Do this >>
Copy each line below without leaving any out.

----

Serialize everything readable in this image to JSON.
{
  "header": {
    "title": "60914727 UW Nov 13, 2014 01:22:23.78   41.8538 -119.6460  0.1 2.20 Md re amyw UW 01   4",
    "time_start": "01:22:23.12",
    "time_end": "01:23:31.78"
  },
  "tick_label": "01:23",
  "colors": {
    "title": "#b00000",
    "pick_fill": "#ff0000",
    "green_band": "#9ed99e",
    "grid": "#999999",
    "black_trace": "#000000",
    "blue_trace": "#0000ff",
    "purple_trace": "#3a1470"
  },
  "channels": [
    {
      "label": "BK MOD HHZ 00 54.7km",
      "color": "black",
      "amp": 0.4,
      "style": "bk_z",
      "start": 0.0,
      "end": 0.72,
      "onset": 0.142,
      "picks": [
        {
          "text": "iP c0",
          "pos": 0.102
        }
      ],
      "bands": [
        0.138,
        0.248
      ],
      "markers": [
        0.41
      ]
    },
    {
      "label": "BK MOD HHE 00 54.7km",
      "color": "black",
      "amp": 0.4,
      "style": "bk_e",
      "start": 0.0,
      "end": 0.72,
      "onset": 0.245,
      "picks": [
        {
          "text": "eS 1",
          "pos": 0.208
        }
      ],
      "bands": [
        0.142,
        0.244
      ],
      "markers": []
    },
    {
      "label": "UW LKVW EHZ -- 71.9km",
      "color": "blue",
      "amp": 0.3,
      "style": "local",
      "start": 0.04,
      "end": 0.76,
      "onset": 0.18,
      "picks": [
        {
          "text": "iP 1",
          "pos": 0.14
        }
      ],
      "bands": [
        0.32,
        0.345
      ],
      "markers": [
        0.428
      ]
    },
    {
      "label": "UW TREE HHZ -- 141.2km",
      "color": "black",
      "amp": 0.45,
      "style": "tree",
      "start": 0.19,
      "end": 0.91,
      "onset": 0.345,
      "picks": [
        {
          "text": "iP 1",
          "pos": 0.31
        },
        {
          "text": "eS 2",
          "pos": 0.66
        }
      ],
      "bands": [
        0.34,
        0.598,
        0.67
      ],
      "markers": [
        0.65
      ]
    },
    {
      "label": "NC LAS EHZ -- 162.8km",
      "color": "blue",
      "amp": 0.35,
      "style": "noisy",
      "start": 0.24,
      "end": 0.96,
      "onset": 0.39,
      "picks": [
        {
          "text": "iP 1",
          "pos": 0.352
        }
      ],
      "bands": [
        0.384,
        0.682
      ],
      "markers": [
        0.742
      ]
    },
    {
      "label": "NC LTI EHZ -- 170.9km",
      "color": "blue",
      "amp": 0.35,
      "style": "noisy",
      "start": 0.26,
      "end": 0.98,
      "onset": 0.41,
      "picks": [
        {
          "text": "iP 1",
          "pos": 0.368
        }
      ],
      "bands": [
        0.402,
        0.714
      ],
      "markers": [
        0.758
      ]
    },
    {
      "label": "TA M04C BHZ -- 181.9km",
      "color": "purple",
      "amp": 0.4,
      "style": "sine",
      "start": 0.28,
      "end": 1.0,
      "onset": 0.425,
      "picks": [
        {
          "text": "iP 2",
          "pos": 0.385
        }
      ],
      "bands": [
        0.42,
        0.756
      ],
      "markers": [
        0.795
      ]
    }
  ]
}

----

Answer to the exercise >>
Serialize everything readable in this image to JSON.
{
  "header": {
    "title": "60914727 UW Nov 13, 2014 01:22:23.78   41.8538 -119.6460  0.1 2.20 Md re amyw UW 01   4",
    "time_start": "01:22:23.12",
    "time_end": "01:23:31.78"
  },
  "tick_label": "01:23",
  "colors": {
    "title": "#b00000",
    "pick_fill": "#ff0000",
    "green_band": "#9ed99e",
    "grid": "#999999",
    "black_trace": "#000000",
    "blue_trace": "#0000ff",
    "purple_trace": "#3a1470"
  },
  "channels": [
    {
      "label": "BK MOD HHZ 00 54.7km",
      "color": "black",
      "amp": 0.4,
      "style": "bk_z",
      "start": 0.0,
      "end": 0.72,
      "onset": 0.142,
      "picks": [
        {
          "text": "iP c0",
          "pos": 0.102
        }
      ],
      "bands": [
        0.138,
        0.248
      ],
      "markers": [
        0.41
      ]
    },
    {
      "label": "BK MOD HHE 00 54.7km",
      "color": "black",
      "amp": 0.4,
      "style": "bk_e",
      "start": 0.0,
      "end": 0.72,
      "onset": 0.245,
      "picks": [
        {
          "text": "eS 1",
          "pos": 0.208
        }
      ],
      "bands": [
        0.142,
        0.244
      ],
      "markers": []
    },
    {
      "label": "UW LKVW EHZ -- 71.9km",
      "color": "blue",
      "amp": 0.3,
      "style": "local",
      "start": 0.04,
      "end": 0.76,
      "onset": 0.18,
      "picks": [
        {
          "text": "iP 1",
          "pos": 0.14
        }
      ],
      "bands": [
        0.32,
        0.345
      ],
      "markers": [
        0.428
      ]
    },
    {
      "label": "UW TREE HHZ -- 141.2km",
      "color": "black",
      "amp": 0.45,
      "style": "tree",
      "start": 0.19,
      "end": 0.91,
      "onset": 0.345,
      "picks": [
        {
          "text": "iP 1",
          "pos": 0.31
        },
        {
          "text": "eS 2",
          "pos": 0.66
        }
      ],
      "bands": [
        0.34,
        0.598,
        0.67
      ],
      "markers": [
        0.65
      ]
    },
    {
      "label": "NC LAS EHZ -- 162.8km",
      "color": "blue",
      "amp": 0.35,
      "style": "noisy",
      "start": 0.24,
      "end": 0.96,
      "onset": 0.39,
      "picks": [
        {
          "text": "iP 1",
          "pos": 0.352
        }
      ],
      "bands": [
        0.384,
        0.682
      ],
      "markers": [
        0.742
      ]
    },
    {
      "label": "NC LTI EHZ -- 170.9km",
      "color": "blue",
      "amp": 0.35,
      "style": "noisy",
      "start": 0.26,
      "end": 0.98,
      "onset": 0.41,
      "picks": [
        {
          "text": "iP 1",
          "pos": 0.368
        }
      ],
      "bands": [
        0.402,
        0.714
      ],
      "markers": [
        0.758
      ]
    },
    {
      "label": "TA M04C BHZ -- 181.9km",
      "color": "purple",
      "amp": 0.4,
      "style": "sine",
      "start": 0.28,
      "end": 1.0,
      "onset": 0.425,
      "picks": [
        {
          "text": "iP 2",
          "pos": 0.385
        }
      ],
      "bands": [
        0.42,
        0.756
      ],
      "markers": [
        0.795
      ]
    }
  ]
}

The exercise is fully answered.